**ROWS:**
+++
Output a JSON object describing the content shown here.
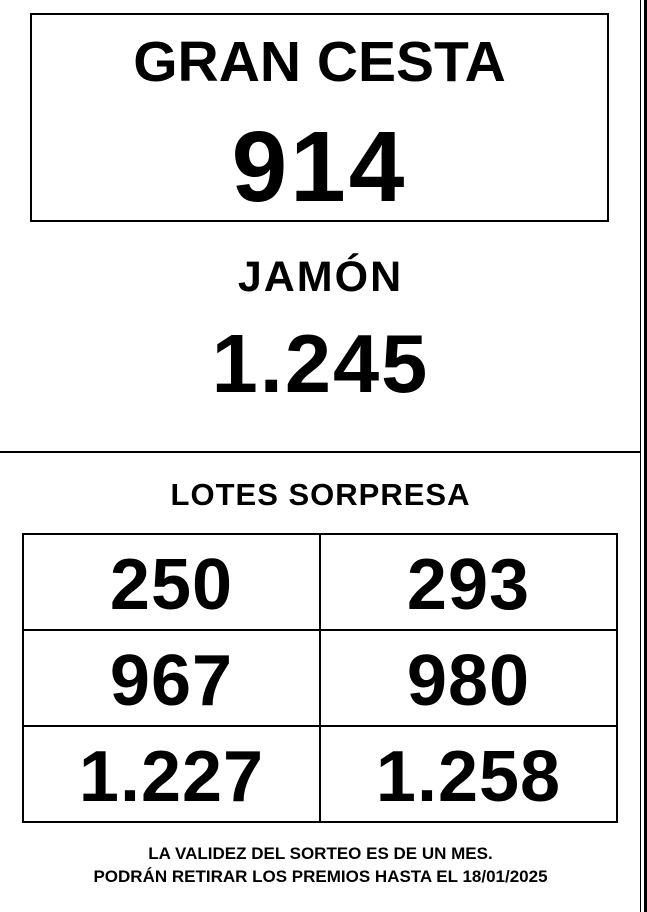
{
  "colors": {
    "text": "#000000",
    "background": "#ffffff",
    "border": "#000000"
  },
  "top_box": {
    "title": "GRAN CESTA",
    "number": "914"
  },
  "jamon": {
    "title": "JAMÓN",
    "number": "1.245"
  },
  "lotes": {
    "title": "LOTES SORPRESA",
    "rows": [
      {
        "left": "250",
        "right": "293"
      },
      {
        "left": "967",
        "right": "980"
      },
      {
        "left": "1.227",
        "right": "1.258"
      }
    ]
  },
  "footer": {
    "line1": "LA VALIDEZ DEL SORTEO ES DE UN MES.",
    "line2": "PODRÁN RETIRAR LOS PREMIOS HASTA EL 18/01/2025"
  }
}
+++
**WHAT IS REQUIRED:** Drop the images and repeat the data exactly.

**THE COMPLETED TASK:**
Output a JSON object describing the content shown here.
{
  "colors": {
    "text": "#000000",
    "background": "#ffffff",
    "border": "#000000"
  },
  "top_box": {
    "title": "GRAN CESTA",
    "number": "914"
  },
  "jamon": {
    "title": "JAMÓN",
    "number": "1.245"
  },
  "lotes": {
    "title": "LOTES SORPRESA",
    "rows": [
      {
        "left": "250",
        "right": "293"
      },
      {
        "left": "967",
        "right": "980"
      },
      {
        "left": "1.227",
        "right": "1.258"
      }
    ]
  },
  "footer": {
    "line1": "LA VALIDEZ DEL SORTEO ES DE UN MES.",
    "line2": "PODRÁN RETIRAR LOS PREMIOS HASTA EL 18/01/2025"
  }
}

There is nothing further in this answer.